_The request_. Beneath this task is a listing. State how many of its lines include the string "temps", giving nothing but the number.

_Dataset_.

━━━━━━━━━━━━━━━━

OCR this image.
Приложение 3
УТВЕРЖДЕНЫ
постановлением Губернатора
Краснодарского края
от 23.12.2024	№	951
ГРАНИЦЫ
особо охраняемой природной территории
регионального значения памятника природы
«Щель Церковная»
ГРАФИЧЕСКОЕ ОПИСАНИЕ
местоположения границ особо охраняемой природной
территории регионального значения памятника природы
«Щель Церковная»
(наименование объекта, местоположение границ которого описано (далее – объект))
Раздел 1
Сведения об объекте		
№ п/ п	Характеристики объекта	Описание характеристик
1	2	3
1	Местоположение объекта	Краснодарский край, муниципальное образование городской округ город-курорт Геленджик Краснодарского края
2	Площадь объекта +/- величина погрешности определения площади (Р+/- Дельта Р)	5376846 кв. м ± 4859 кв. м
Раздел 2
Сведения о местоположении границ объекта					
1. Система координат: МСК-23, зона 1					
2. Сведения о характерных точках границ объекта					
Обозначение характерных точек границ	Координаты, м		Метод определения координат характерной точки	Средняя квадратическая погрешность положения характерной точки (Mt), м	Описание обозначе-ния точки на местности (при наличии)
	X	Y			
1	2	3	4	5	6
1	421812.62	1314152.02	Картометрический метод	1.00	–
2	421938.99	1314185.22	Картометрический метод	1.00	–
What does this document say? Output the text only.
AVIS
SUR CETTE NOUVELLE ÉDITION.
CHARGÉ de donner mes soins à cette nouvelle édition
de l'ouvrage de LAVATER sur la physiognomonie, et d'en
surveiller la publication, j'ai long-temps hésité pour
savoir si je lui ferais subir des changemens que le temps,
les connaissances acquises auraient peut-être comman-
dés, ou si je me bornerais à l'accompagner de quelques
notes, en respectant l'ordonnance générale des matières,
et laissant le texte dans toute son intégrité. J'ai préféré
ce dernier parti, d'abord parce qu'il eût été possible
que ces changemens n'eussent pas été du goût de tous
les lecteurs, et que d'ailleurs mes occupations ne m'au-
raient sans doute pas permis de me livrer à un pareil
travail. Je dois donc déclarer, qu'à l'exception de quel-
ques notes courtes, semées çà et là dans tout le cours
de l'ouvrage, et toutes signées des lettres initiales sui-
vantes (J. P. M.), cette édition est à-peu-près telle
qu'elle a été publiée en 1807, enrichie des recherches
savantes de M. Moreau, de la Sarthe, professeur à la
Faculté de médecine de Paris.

━━━━━━━━━━━━━━━━

_Correct result_. 2